**WORK REQUIRED**:
Which lines in the items below contain the string "favorite"? Filter them out and copy each one in full.

**DATA EXTRACT**:
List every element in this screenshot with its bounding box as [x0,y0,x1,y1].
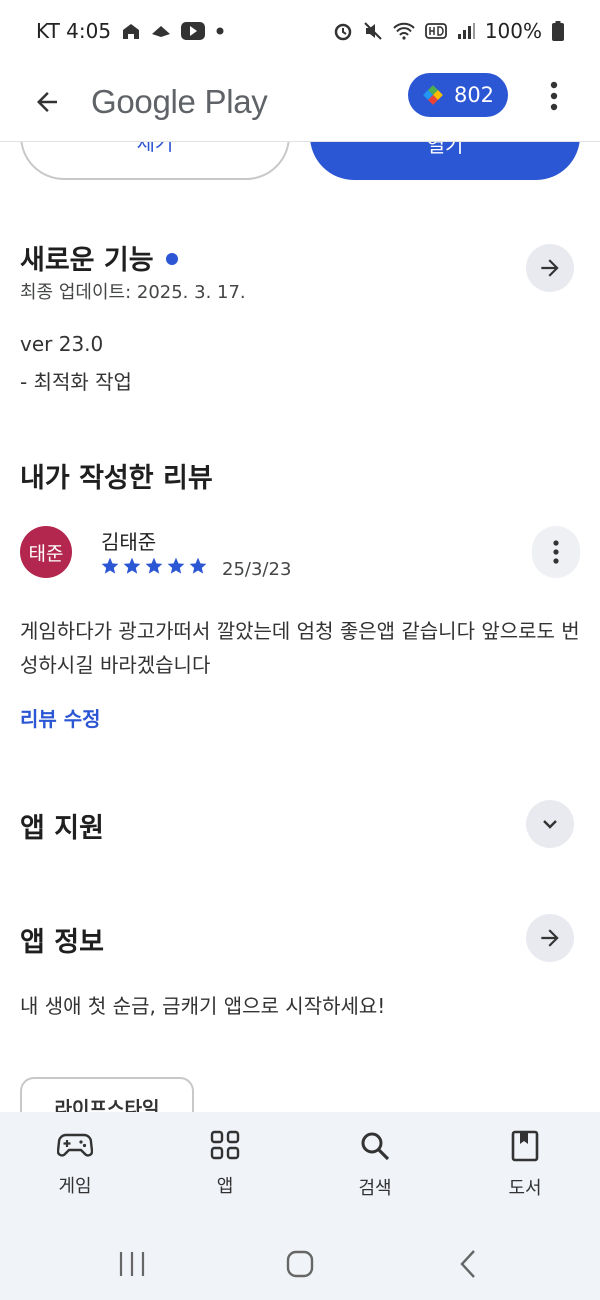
edit-review-link[interactable]: 리뷰 수정 [20,703,101,732]
app-description: 내 생애 첫 순금, 금캐기 앱으로 시작하세요! [20,994,386,1018]
review-options-button[interactable] [532,526,580,578]
mute-icon [363,21,383,41]
app-support-expand-button[interactable] [526,800,574,848]
gamepad-icon [57,1133,93,1157]
cloud-notification-icon [151,24,171,38]
recent-apps-button[interactable] [102,1244,162,1284]
home-button[interactable] [270,1244,330,1284]
apps-grid-icon [210,1130,240,1160]
star-icon [189,557,207,574]
recent-apps-icon [119,1252,145,1276]
star-icon [167,557,185,574]
more-vert-icon [553,540,559,564]
play-points-count: 802 [453,83,495,107]
more-notifications-dot-icon [215,26,225,36]
more-options-button[interactable] [534,73,574,119]
battery-icon [552,21,564,41]
app-details-content[interactable]: 제거 열기 새로운 기능 최종 업데이트: 2025. 3. 17. ver 2… [0,142,600,1112]
arrow-forward-icon [541,929,559,947]
update-note: - 최적화 작업 [20,370,132,394]
nav-games[interactable]: 게임 [0,1112,150,1230]
new-indicator-dot [165,252,178,265]
app-support-title: 앱 지원 [20,813,104,844]
star-rating [100,556,208,576]
hd-voice-icon [424,23,447,39]
chevron-down-icon [543,820,557,829]
nav-apps[interactable]: 앱 [150,1112,300,1230]
my-review-title: 내가 작성한 리뷰 [20,463,213,494]
app-title: Google Play [91,82,268,120]
review-date: 25/3/23 [222,559,292,580]
bottom-navigation: 게임 앱 검색 도서 [0,1112,600,1230]
open-button[interactable]: 열기 [310,142,580,180]
signal-icon [457,23,475,39]
arrow-forward-icon [541,259,559,277]
reviewer-name: 김태준 [101,530,157,554]
more-vert-icon [550,81,558,111]
back-button[interactable] [17,72,77,132]
review-text: 게임하다가 광고가떠서 깔았는데 엄청 좋은앱 같습니다 앞으로도 번성하시길 … [20,619,580,677]
status-bar: KT 4:05 100% [0,0,600,62]
search-icon [361,1132,390,1161]
play-points-button[interactable]: 802 [408,73,508,117]
play-points-diamond-icon [423,85,443,105]
nav-books-label: 도서 [508,1178,542,1199]
whats-new-arrow-button[interactable] [526,244,574,292]
app-info-arrow-button[interactable] [526,914,574,962]
carrier-time: KT 4:05 [36,19,112,43]
star-icon [101,557,119,574]
system-navigation-bar [0,1230,600,1300]
home-notification-icon [121,22,141,40]
wifi-icon [393,22,415,40]
chevron-left-icon [460,1250,475,1278]
youtube-notification-icon [181,22,206,40]
nav-apps-label: 앱 [216,1176,234,1197]
version-text: ver 23.0 [20,332,104,356]
nav-games-label: 게임 [58,1176,92,1197]
whats-new-title: 새로운 기능 [20,245,154,276]
remove-button[interactable]: 제거 [20,142,290,180]
alarm-icon [333,21,353,41]
book-icon [511,1130,539,1162]
nav-search-label: 검색 [358,1178,392,1199]
star-icon [123,557,141,574]
star-icon [145,557,163,574]
whats-new-heading: 새로운 기능 [20,238,178,277]
category-chip[interactable]: 라이프스타일 [20,1077,194,1112]
back-nav-button[interactable] [438,1244,498,1284]
avatar: 태준 [20,526,72,578]
arrow-back-icon [37,91,57,112]
battery-level: 100% [484,19,542,43]
home-icon [286,1250,314,1278]
last-updated: 최종 업데이트: 2025. 3. 17. [20,282,246,303]
nav-books[interactable]: 도서 [450,1112,600,1230]
nav-search[interactable]: 검색 [300,1112,450,1230]
app-bar: Google Play 802 [0,62,600,142]
app-info-title: 앱 정보 [20,927,104,958]
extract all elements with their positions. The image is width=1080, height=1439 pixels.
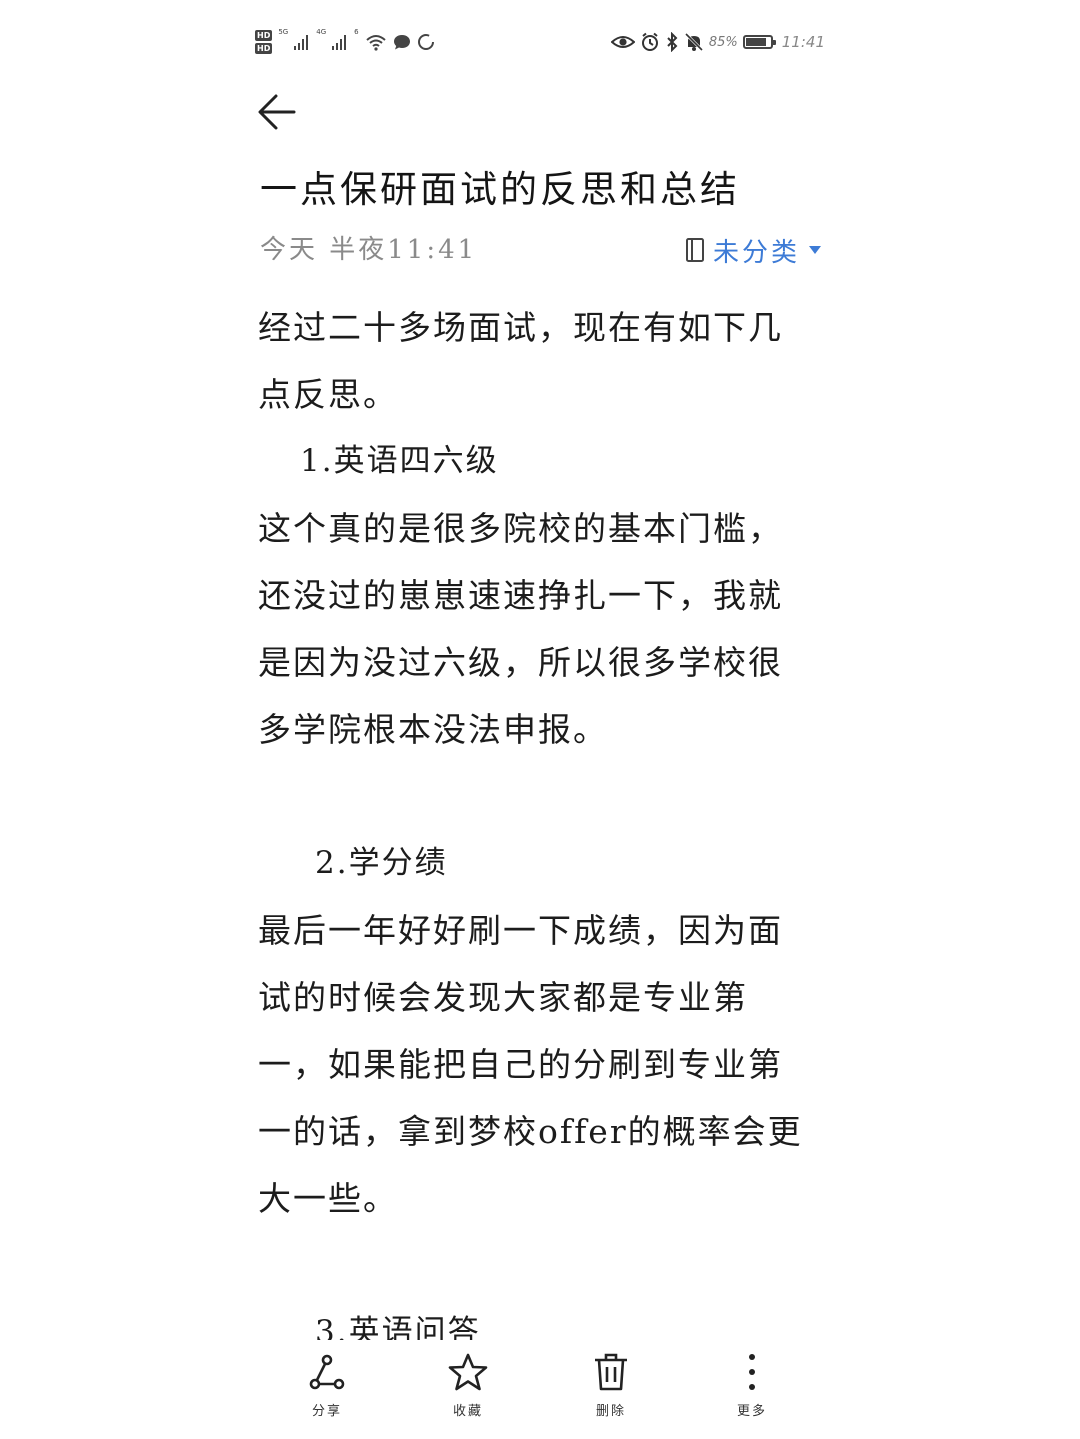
note-date: 今天 半夜11:41	[260, 235, 478, 265]
share-button[interactable]: 分享	[282, 1352, 372, 1436]
hd-badge-top: HD	[255, 30, 273, 41]
hd-badges: HD HD	[255, 30, 273, 54]
category-label: 未分类	[712, 237, 800, 268]
share-label: 分享	[311, 1404, 342, 1419]
body-line: 一，如果能把自己的分刷到专业第	[258, 1045, 783, 1084]
trash-icon	[595, 1353, 627, 1391]
star-icon	[448, 1353, 488, 1391]
status-right: 85% 11:41	[610, 24, 825, 60]
signal-icon	[294, 35, 309, 50]
message-icon	[393, 35, 410, 50]
body-line: 这个真的是很多院校的基本门槛，	[258, 509, 783, 548]
favorite-label: 收藏	[452, 1404, 483, 1419]
eye-icon	[610, 36, 635, 48]
network-label-2: 4G	[316, 28, 327, 36]
body-line: 经过二十多场面试，现在有如下几	[258, 308, 783, 347]
network-label-1: 5G	[278, 28, 289, 36]
hd-badge-bottom: HD	[255, 43, 273, 54]
body-line: 一的话，拿到梦校offer的概率会更	[258, 1112, 803, 1151]
battery-icon	[742, 35, 776, 49]
body-line: 大一些。	[258, 1179, 398, 1218]
favorite-button[interactable]: 收藏	[423, 1352, 513, 1436]
mute-icon	[684, 32, 703, 52]
signal-icon	[332, 35, 347, 50]
more-button[interactable]: 更多	[707, 1352, 797, 1436]
battery-level	[745, 38, 767, 46]
more-label: 更多	[736, 1404, 767, 1419]
back-button[interactable]	[254, 88, 304, 136]
note-body[interactable]: 经过二十多场面试，现在有如下几 点反思。 1.英语四六级 这个真的是很多院校的基…	[258, 294, 823, 1366]
body-line: 多学院根本没法申报。	[258, 710, 608, 749]
delete-button[interactable]: 删除	[566, 1352, 656, 1436]
status-bar: HD HD 5G 4G 6 85% 11:41	[255, 24, 825, 60]
delete-label: 删除	[595, 1404, 626, 1419]
arrow-left-icon	[258, 94, 296, 130]
note-title[interactable]: 一点保研面试的反思和总结	[260, 160, 740, 220]
note-meta: 今天 半夜11:41 未分类	[260, 228, 822, 272]
alarm-icon	[641, 32, 658, 51]
share-icon	[309, 1354, 345, 1390]
category-selector[interactable]: 未分类	[685, 228, 822, 272]
body-line: 还没过的崽崽速速挣扎一下，我就	[258, 576, 783, 615]
status-time: 11:41	[781, 33, 825, 51]
network-label-3: 6	[354, 28, 359, 36]
bluetooth-icon	[667, 32, 678, 52]
body-line: 试的时候会发现大家都是专业第	[258, 978, 748, 1017]
battery-percent: 85%	[708, 34, 738, 50]
body-line: 点反思。	[258, 375, 398, 414]
caret-down-icon	[809, 246, 821, 254]
wifi-icon	[365, 35, 386, 51]
more-vertical-icon	[749, 1354, 755, 1390]
body-line: 是因为没过六级，所以很多学校很	[258, 643, 783, 682]
status-left: HD HD 5G 4G 6	[255, 24, 435, 60]
body-line: 最后一年好好刷一下成绩，因为面	[258, 911, 783, 950]
section-heading-2: 2.学分绩	[315, 845, 448, 881]
notebook-icon	[685, 238, 704, 262]
sync-icon	[417, 34, 434, 50]
bottom-toolbar: 分享 收藏 删除 更多	[0, 1340, 1080, 1439]
note-screen: HD HD 5G 4G 6 85% 11:41 一点保研面试的反思和总结 今天 …	[0, 0, 1080, 1439]
section-heading-1: 1.英语四六级	[300, 443, 499, 479]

**IN RESPONSE**:
favorite-label: 收藏	[452, 1404, 483, 1419]
favorite-button[interactable]: 收藏	[423, 1352, 513, 1436]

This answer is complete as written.